▶ [Your goal] Repeat exactly the lines below from the line that contains "What's the underlying" to the last line, inclusive, without the pictures.

▶ [Records for processing]
+++++

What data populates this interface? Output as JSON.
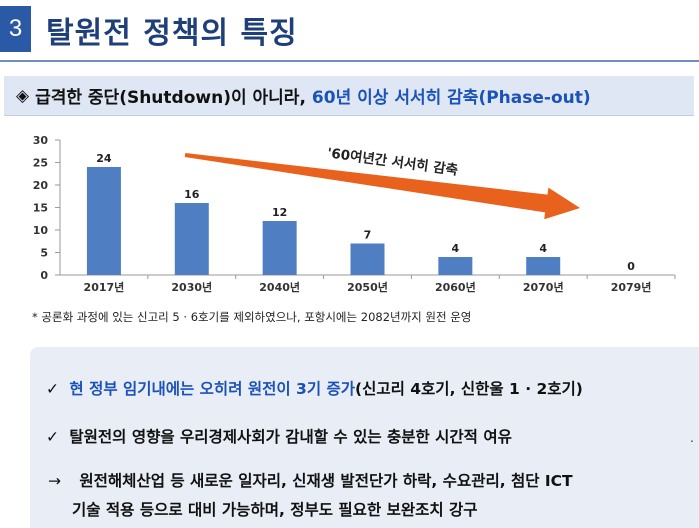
{
  "header": {
    "section_number": "3",
    "title": "탈원전 정책의 특징"
  },
  "subtitle": {
    "bullet": "◈",
    "text1": "급격한 중단(Shutdown)이 아니라,",
    "highlight": "60년 이상 서서히 감축(Phase-out)"
  },
  "chart_data": {
    "type": "bar",
    "categories": [
      "2017년",
      "2030년",
      "2040년",
      "2050년",
      "2060년",
      "2070년",
      "2079년"
    ],
    "values": [
      24,
      16,
      12,
      7,
      4,
      4,
      0
    ],
    "title": "",
    "xlabel": "",
    "ylabel": "",
    "ylim": [
      0,
      30
    ],
    "yticks": [
      0,
      5,
      10,
      15,
      20,
      25,
      30
    ],
    "grid": false,
    "legend": "none",
    "annotation": "'60여년간 서서히 감축",
    "bar_color": "#4f7fc2",
    "arrow_color": "#e8611d"
  },
  "footnote": "* 공론화 과정에 있는 신고리 5 · 6호기를 제외하였으나, 포항시에는 2082년까지 원전 운영",
  "points": {
    "p1_check": "✓",
    "p1_blue": "현 정부 임기내에는 오히려 원전이 3기 증가",
    "p1_rest": "(신고리 4호기, 신한울 1 · 2호기)",
    "p2_check": "✓",
    "p2_text": "탈원전의 영향을 우리경제사회가 감내할 수 있는 충분한 시간적 여유",
    "p3_arrow": "→",
    "p3_text": "원전해체산업 등 새로운 일자리, 신재생 발전단가 하락, 수요관리, 첨단 ICT",
    "p3_cont": "기술 적용 등으로 대비 가능하며, 정부도 필요한 보완조치 강구",
    "stray_mark": "."
  }
}
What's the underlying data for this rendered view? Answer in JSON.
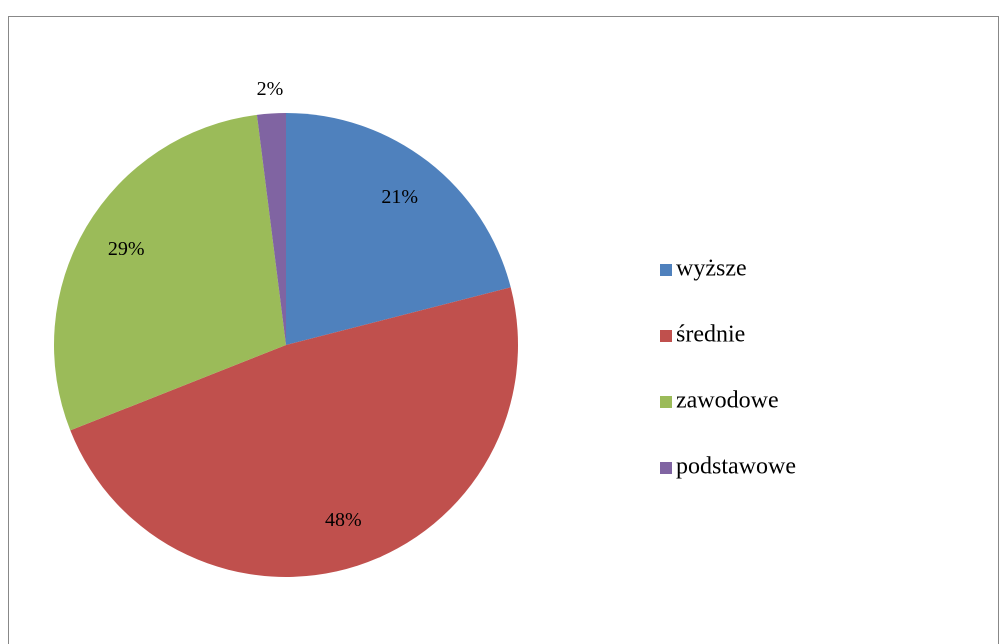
{
  "chart_data": {
    "type": "pie",
    "categories": [
      "wyższe",
      "średnie",
      "zawodowe",
      "podstawowe"
    ],
    "values": [
      21,
      48,
      29,
      2
    ],
    "value_labels": [
      "21%",
      "48%",
      "29%",
      "2%"
    ],
    "colors": [
      "#4f81bd",
      "#c0504d",
      "#9bbb59",
      "#8064a2"
    ],
    "legend": "right"
  }
}
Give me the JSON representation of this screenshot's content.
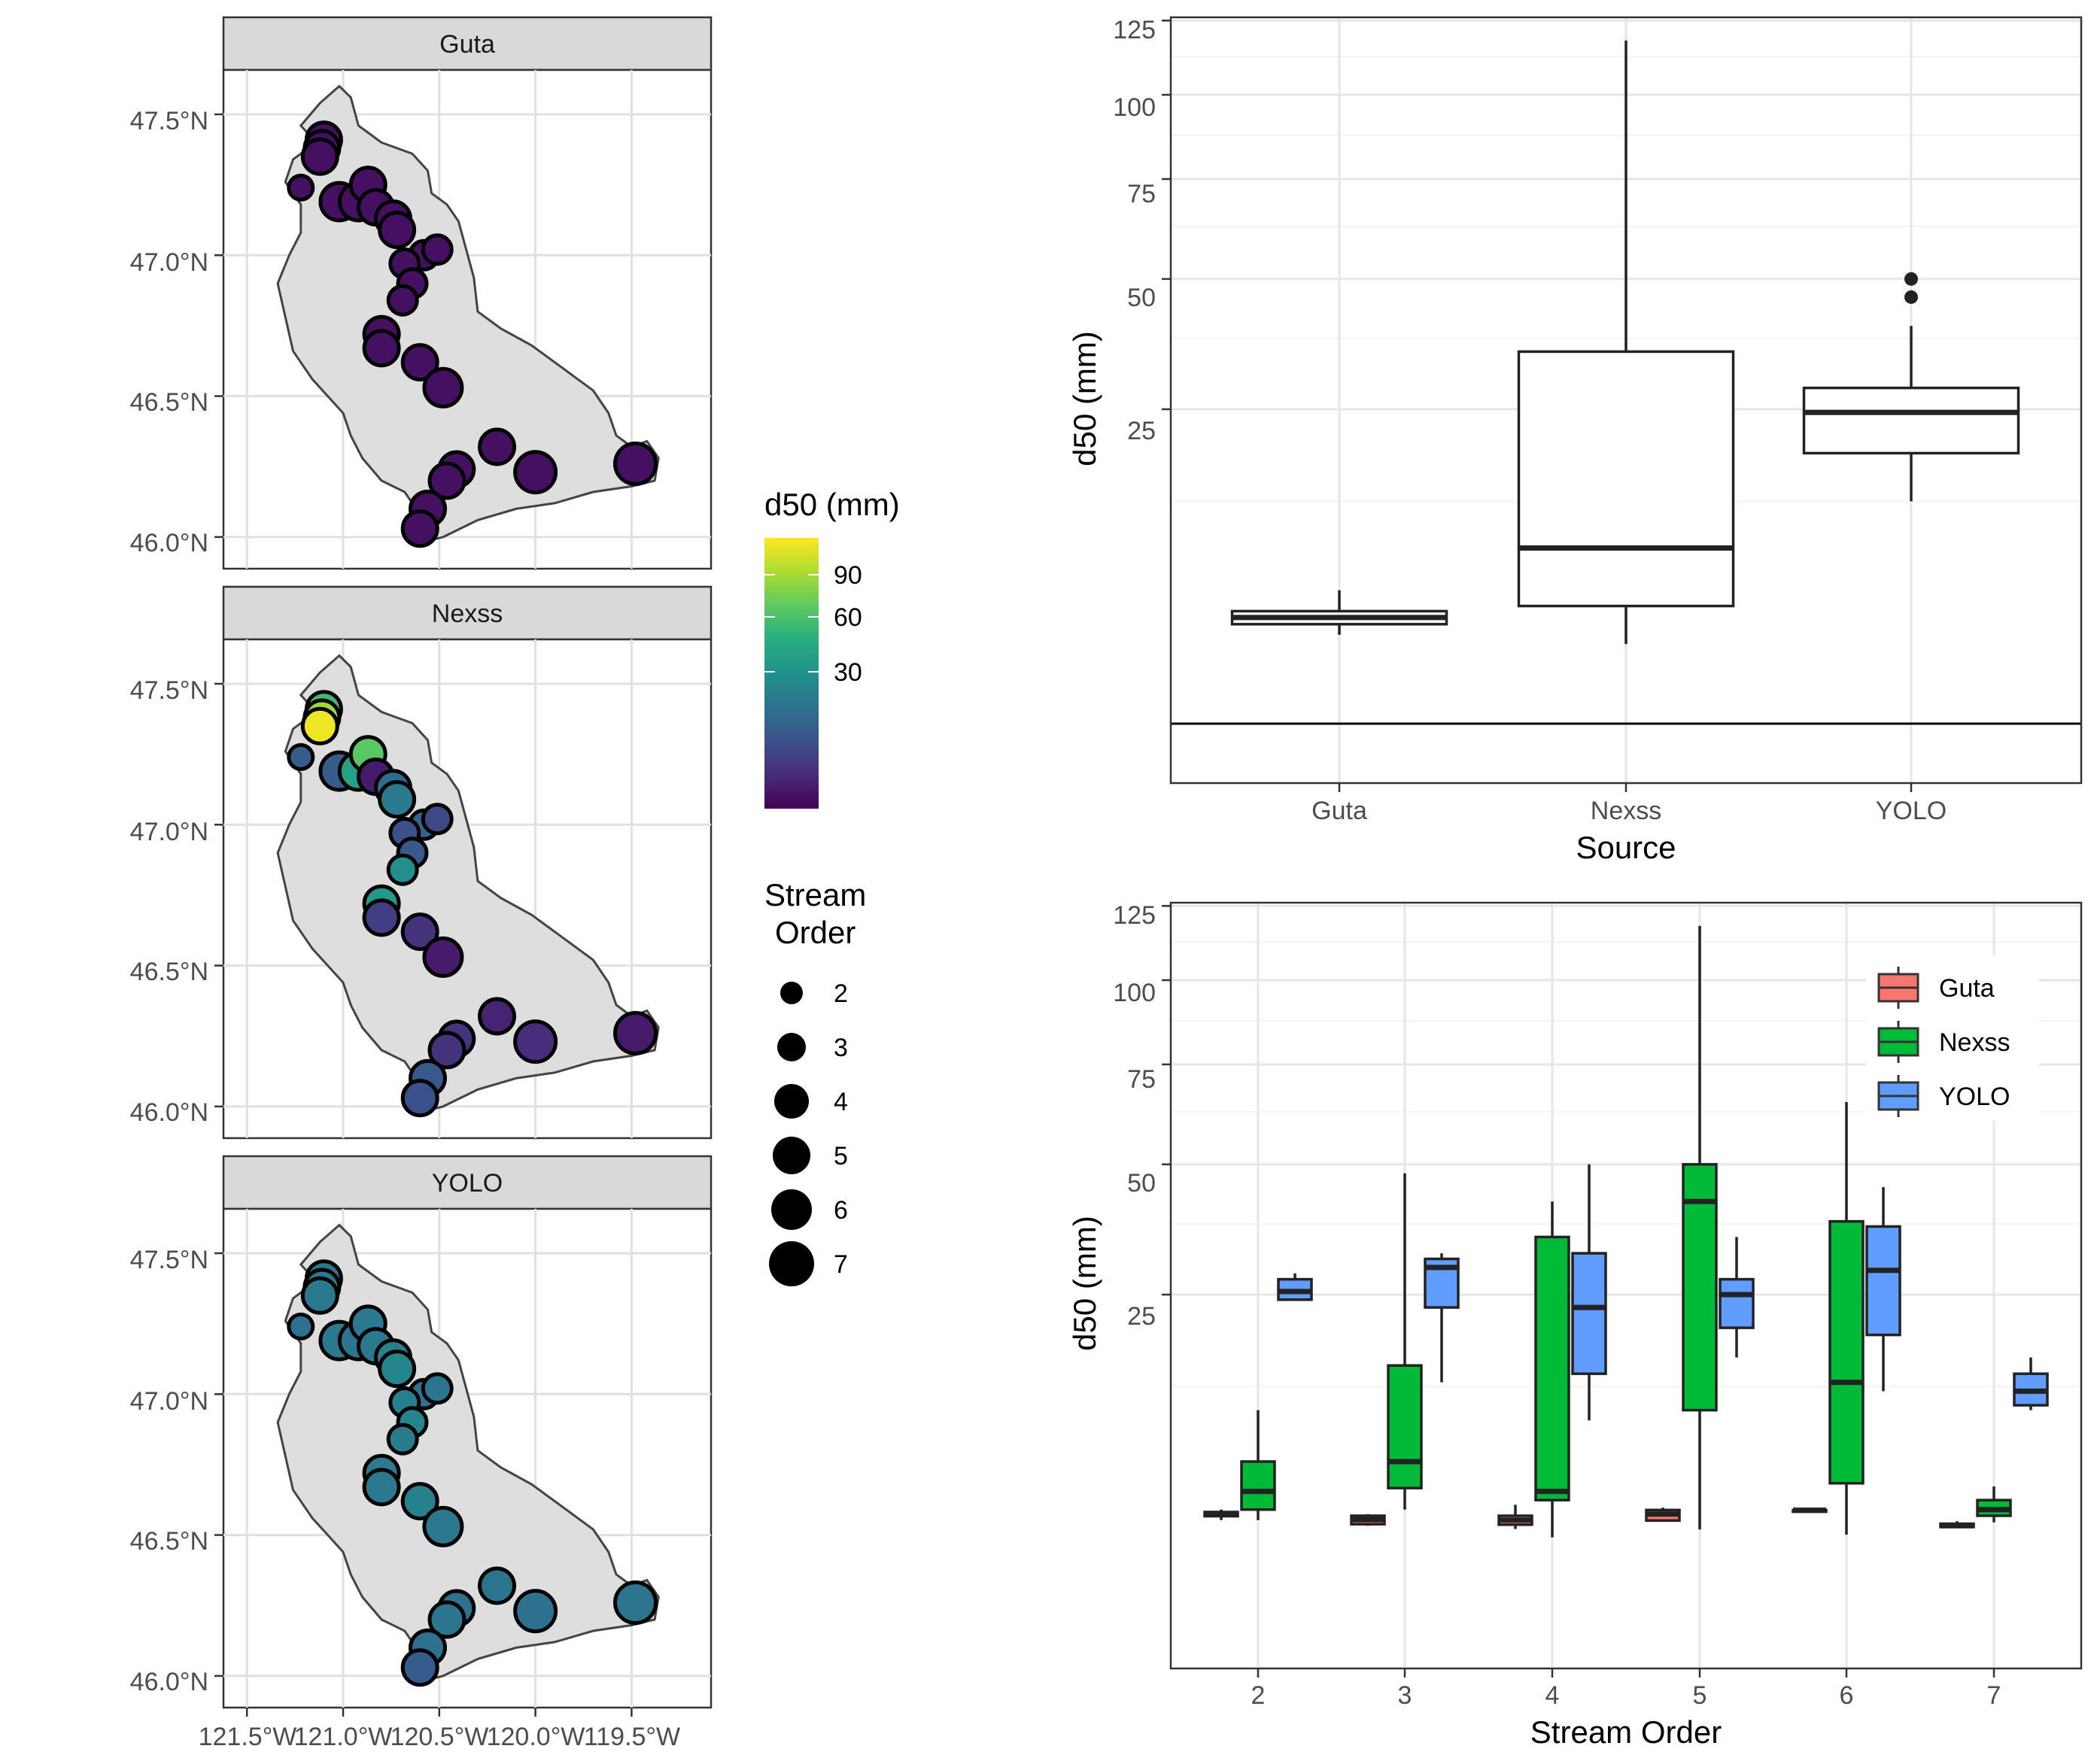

+++++

▶ [Worked answer]
What's the underlying data for this rendered view? Answer in JSON.
{
  "chart_data": {
    "type": "pie",
    "categories": [
      "wyższe",
      "średnie",
      "zawodowe",
      "podstawowe"
    ],
    "values": [
      21,
      48,
      29,
      2
    ],
    "value_labels": [
      "21%",
      "48%",
      "29%",
      "2%"
    ],
    "colors": [
      "#4f81bd",
      "#c0504d",
      "#9bbb59",
      "#8064a2"
    ],
    "legend": "right"
  }
}
Give me the JSON representation of this screenshot's content.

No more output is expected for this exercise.